• _Written task_:
Print out the material that follows word for word.

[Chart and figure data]
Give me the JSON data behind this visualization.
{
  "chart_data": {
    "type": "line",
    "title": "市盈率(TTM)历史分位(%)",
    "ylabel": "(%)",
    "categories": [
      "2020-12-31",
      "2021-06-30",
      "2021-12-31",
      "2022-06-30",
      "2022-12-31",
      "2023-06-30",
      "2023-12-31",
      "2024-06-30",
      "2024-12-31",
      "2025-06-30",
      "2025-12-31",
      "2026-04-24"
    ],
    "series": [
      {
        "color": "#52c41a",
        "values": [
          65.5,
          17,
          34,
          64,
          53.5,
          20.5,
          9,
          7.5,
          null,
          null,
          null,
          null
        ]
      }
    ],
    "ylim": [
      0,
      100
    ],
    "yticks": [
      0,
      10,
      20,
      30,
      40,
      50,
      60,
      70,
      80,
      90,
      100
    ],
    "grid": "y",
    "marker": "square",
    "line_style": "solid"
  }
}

• _Completed task_:
Give me the JSON data behind this visualization.
{
  "chart_data": {
    "type": "line",
    "title": "市盈率(TTM)历史分位(%)",
    "ylabel": "(%)",
    "categories": [
      "2020-12-31",
      "2021-06-30",
      "2021-12-31",
      "2022-06-30",
      "2022-12-31",
      "2023-06-30",
      "2023-12-31",
      "2024-06-30",
      "2024-12-31",
      "2025-06-30",
      "2025-12-31",
      "2026-04-24"
    ],
    "series": [
      {
        "color": "#52c41a",
        "values": [
          65.5,
          17,
          34,
          64,
          53.5,
          20.5,
          9,
          7.5,
          null,
          null,
          null,
          null
        ]
      }
    ],
    "ylim": [
      0,
      100
    ],
    "yticks": [
      0,
      10,
      20,
      30,
      40,
      50,
      60,
      70,
      80,
      90,
      100
    ],
    "grid": "y",
    "marker": "square",
    "line_style": "solid"
  }
}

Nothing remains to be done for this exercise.